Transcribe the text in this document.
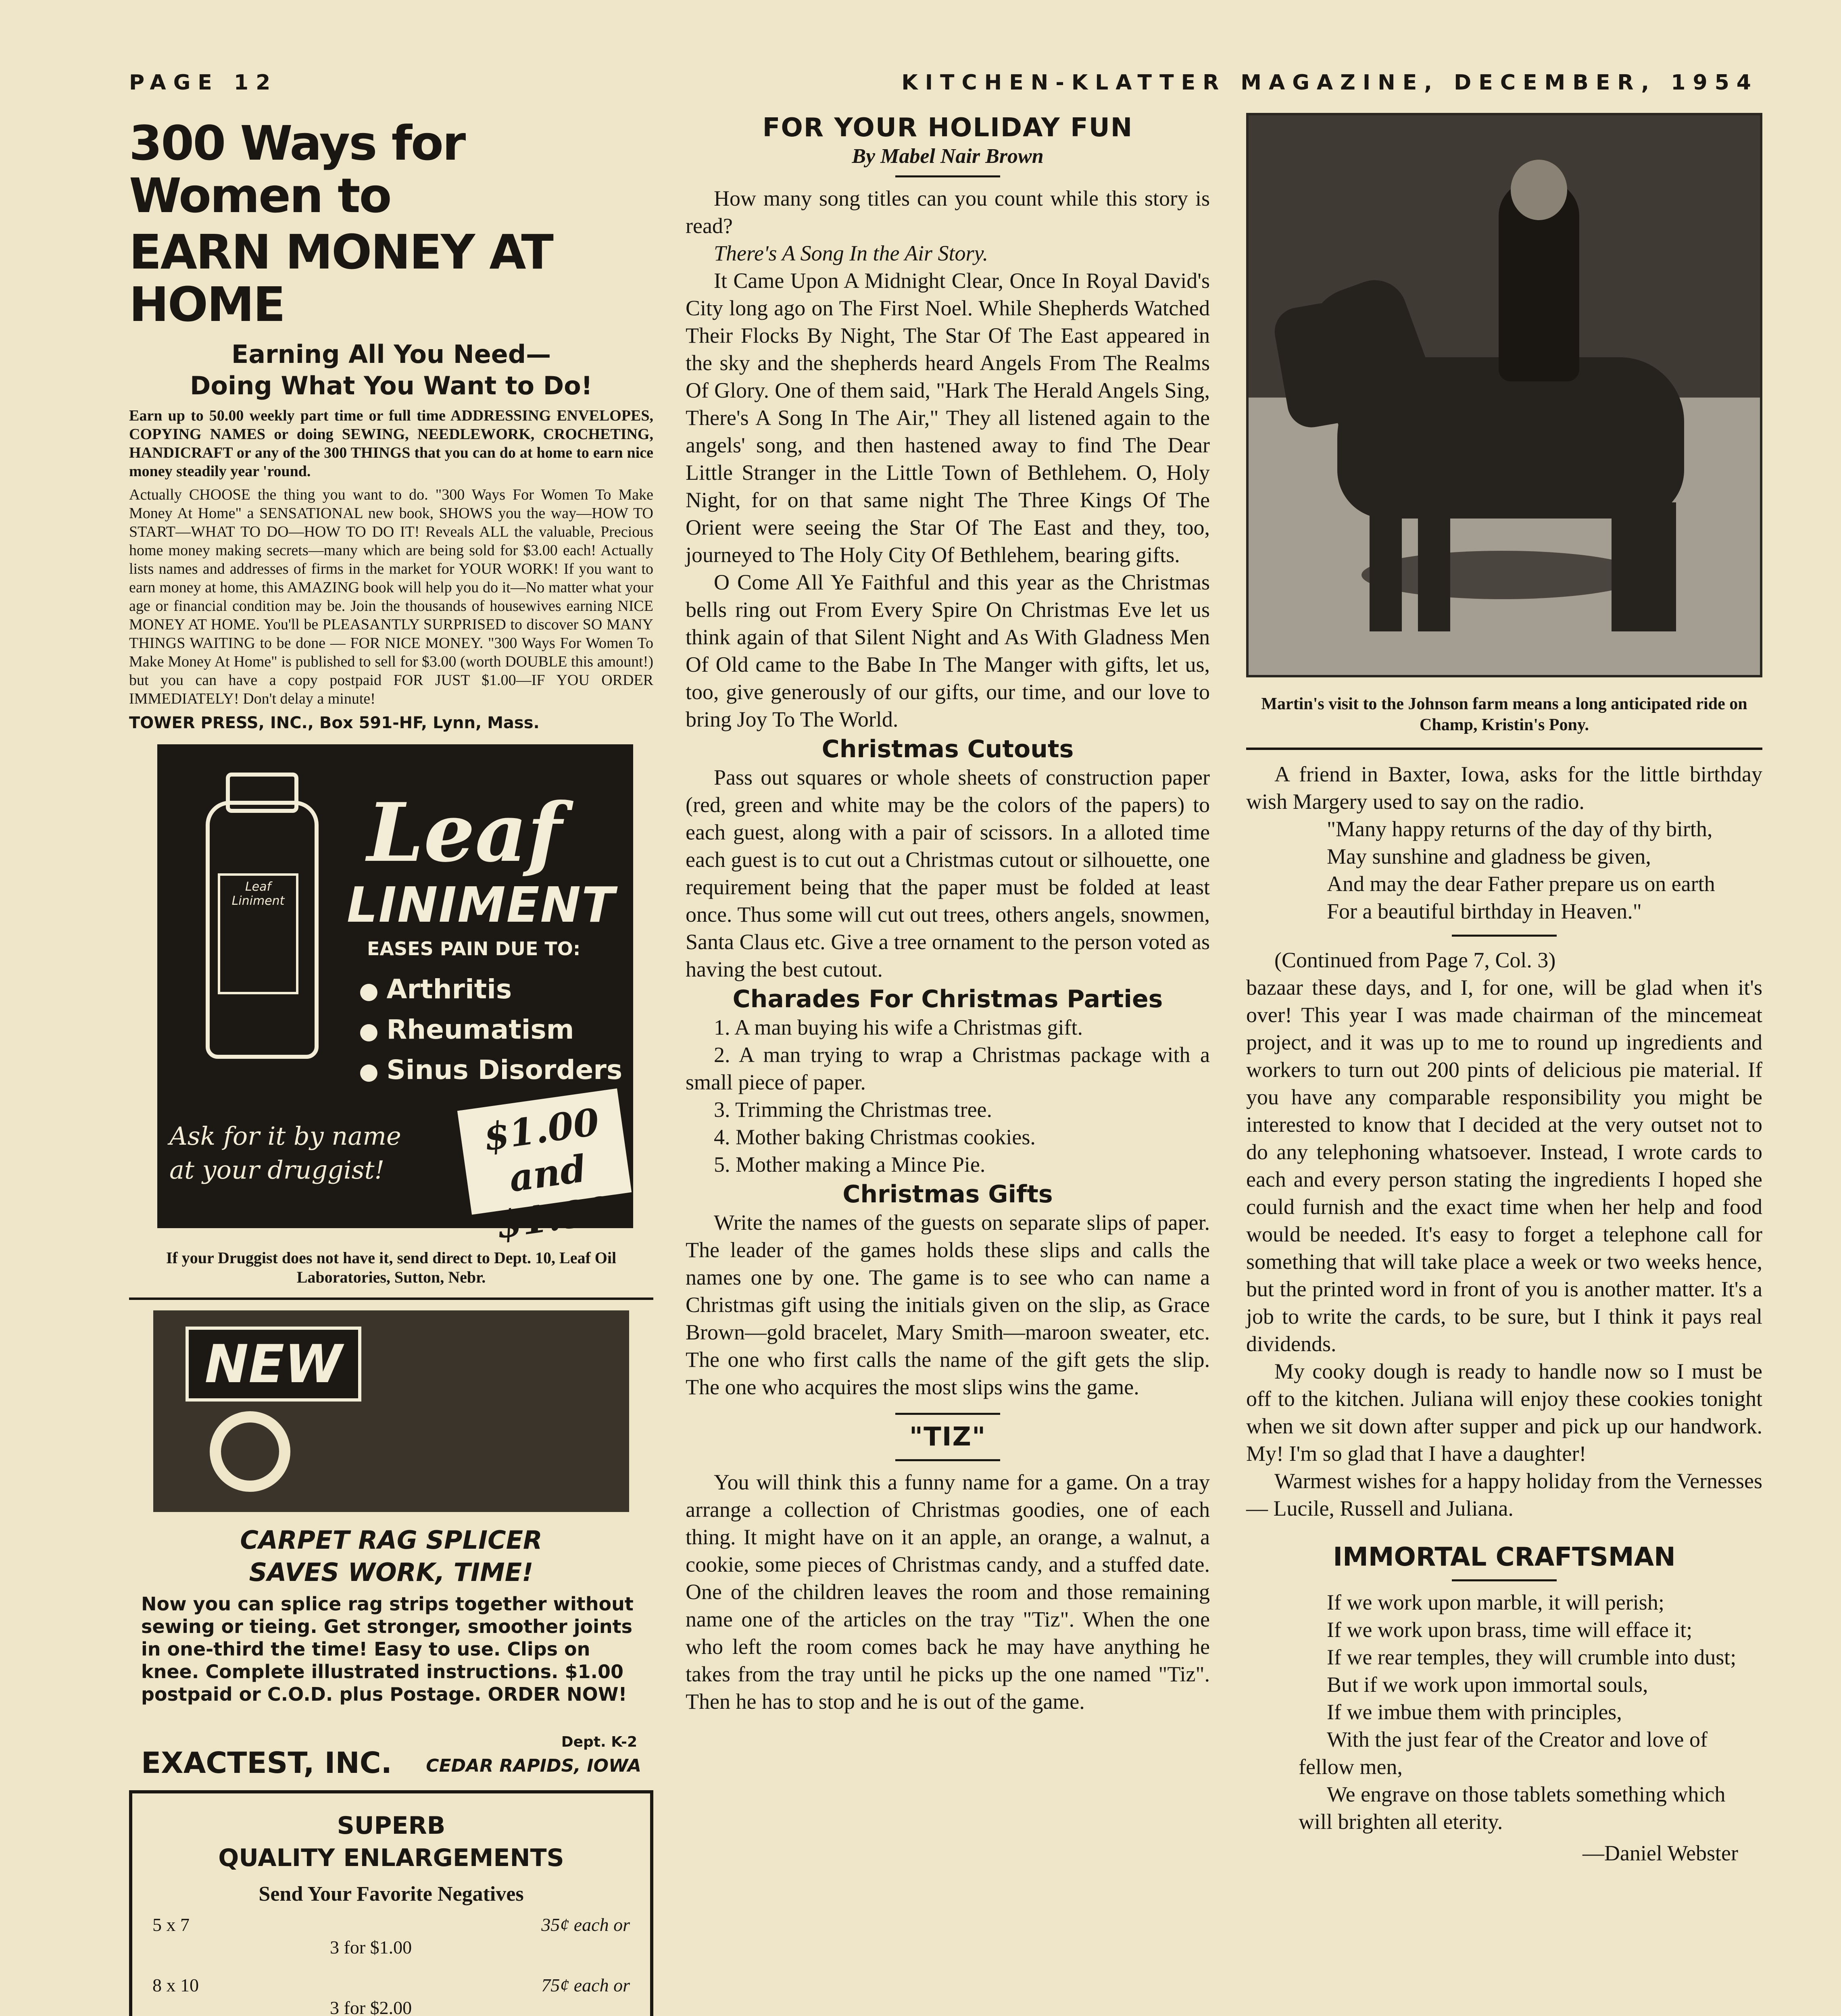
PAGE 12	KITCHEN-KLATTER MAGAZINE, DECEMBER, 1954
300 Ways for Women to
EARN MONEY AT HOME
Earning All You Need—
Doing What You Want to Do!
Earn up to 50.00 weekly part time or full time ADDRESSING ENVELOPES, COPYING NAMES or doing SEWING, NEEDLEWORK, CROCHETING, HANDICRAFT or any of the 300 THINGS that you can do at home to earn nice money steadily year 'round.
Actually CHOOSE the thing you want to do. "300 Ways For Women To Make Money At Home" a SENSATIONAL new book, SHOWS you the way—HOW TO START—WHAT TO DO—HOW TO DO IT! Reveals ALL the valuable, Precious home money making secrets—many which are being sold for $3.00 each! Actually lists names and addresses of firms in the market for YOUR WORK! If you want to earn money at home, this AMAZING book will help you do it—No matter what your age or financial condition may be. Join the thousands of housewives earning NICE MONEY AT HOME. You'll be PLEASANTLY SURPRISED to discover SO MANY THINGS WAITING to be done — FOR NICE MONEY. "300 Ways For Women To Make Money At Home" is published to sell for $3.00 (worth DOUBLE this amount!) but you can have a copy postpaid FOR JUST $1.00—IF YOU ORDER IMMEDIATELY! Don't delay a minute!
TOWER PRESS, INC., Box 591-HF, Lynn, Mass.
Leaf Liniment
Leaf
LINIMENT
EASES PAIN DUE TO:
● Arthritis
● Rheumatism
● Sinus Disorders
Ask for it by name
at your druggist!
$1.00 and
$1.89
If your Druggist does not have it, send direct to Dept. 10, Leaf Oil Laboratories, Sutton, Nebr.
NEW
CARPET RAG SPLICER
SAVES WORK, TIME!
Now you can splice rag strips together without sewing or tieing. Get stronger, smoother joints in one-third the time! Easy to use. Clips on knee. Complete illustrated instructions. $1.00 postpaid or C.O.D. plus Postage. ORDER NOW!
EXACTEST, INC.
Dept. K-2
CEDAR RAPIDS, IOWA
SUPERB
QUALITY ENLARGEMENTS
Send Your Favorite Negatives
5 x 7	35¢ each or
3 for $1.00
8 x 10	75¢ each or
3 for $2.00
FOR YOUR HOLIDAY FUN
By Mabel Nair Brown

How many song titles can you count while this story is read?

There's A Song In the Air Story.

It Came Upon A Midnight Clear, Once In Royal David's City long ago on The First Noel. While Shepherds Watched Their Flocks By Night, The Star Of The East appeared in the sky and the shepherds heard Angels From The Realms Of Glory. One of them said, "Hark The Herald Angels Sing, There's A Song In The Air," They all listened again to the angels' song, and then hastened away to find The Dear Little Stranger in the Little Town of Bethlehem. O, Holy Night, for on that same night The Three Kings Of The Orient were seeing the Star Of The East and they, too, journeyed to The Holy City Of Bethlehem, bearing gifts.

O Come All Ye Faithful and this year as the Christmas bells ring out From Every Spire On Christmas Eve let us think again of that Silent Night and As With Gladness Men Of Old came to the Babe In The Manger with gifts, let us, too, give generously of our gifts, our time, and our love to bring Joy To The World.

Christmas Cutouts

Pass out squares or whole sheets of construction paper (red, green and white may be the colors of the papers) to each guest, along with a pair of scissors. In a alloted time each guest is to cut out a Christmas cutout or silhouette, one requirement being that the paper must be folded at least once. Thus some will cut out trees, others angels, snowmen, Santa Claus etc. Give a tree ornament to the person voted as having the best cutout.

Charades For Christmas Parties

1. A man buying his wife a Christmas gift.

2. A man trying to wrap a Christmas package with a small piece of paper.

3. Trimming the Christmas tree.

4. Mother baking Christmas cookies.

5. Mother making a Mince Pie.

Christmas Gifts

Write the names of the guests on separate slips of paper. The leader of the games holds these slips and calls the names one by one. The game is to see who can name a Christmas gift using the initials given on the slip, as Grace Brown—gold bracelet, Mary Smith—maroon sweater, etc. The one who first calls the name of the gift gets the slip. The one who acquires the most slips wins the game.

"TIZ"

You will think this a funny name for a game. On a tray arrange a collection of Christmas goodies, one of each thing. It might have on it an apple, an orange, a walnut, a cookie, some pieces of Christmas candy, and a stuffed date. One of the children leaves the room and those remaining name one of the articles on the tray "Tiz". When the one who left the room comes back he may have anything he takes from the tray until he picks up the one named "Tiz". Then he has to stop and he is out of the game.

Martin's visit to the Johnson farm means a long anticipated ride on Champ, Kristin's Pony.

A friend in Baxter, Iowa, asks for the little birthday wish Margery used to say on the radio.

"Many happy returns of the day of thy birth,

May sunshine and gladness be given,

And may the dear Father prepare us on earth

For a beautiful birthday in Heaven."

(Continued from Page 7, Col. 3)

bazaar these days, and I, for one, will be glad when it's over! This year I was made chairman of the mincemeat project, and it was up to me to round up ingredients and workers to turn out 200 pints of delicious pie material. If you have any comparable responsibility you might be interested to know that I decided at the very outset not to do any telephoning whatsoever. Instead, I wrote cards to each and every person stating the ingredients I hoped she could furnish and the exact time when her help and food would be needed. It's easy to forget a telephone call for something that will take place a week or two weeks hence, but the printed word in front of you is another matter. It's a job to write the cards, to be sure, but I think it pays real dividends.

My cooky dough is ready to handle now so I must be off to the kitchen. Juliana will enjoy these cookies tonight when we sit down after supper and pick up our handwork. My! I'm so glad that I have a daughter!

Warmest wishes for a happy holiday from the Vernesses — Lucile, Russell and Juliana.

IMMORTAL CRAFTSMAN

If we work upon marble, it will perish;

If we work upon brass, time will efface it;

If we rear temples, they will crumble into dust;

But if we work upon immortal souls,

If we imbue them with principles,

With the just fear of the Creator and love of fellow men,

We engrave on those tablets something which will brighten all eterity.

—Daniel Webster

+===+

▸ **EXERCISE AIM**
Examine the records and pull out every line where the string "Leaf" occurs.

▸ **PROBLEM SOLUTION**
Leaf Liniment
Leaf
If your Druggist does not have it, send direct to Dept. 10, Leaf Oil Laboratories, Sutton, Nebr.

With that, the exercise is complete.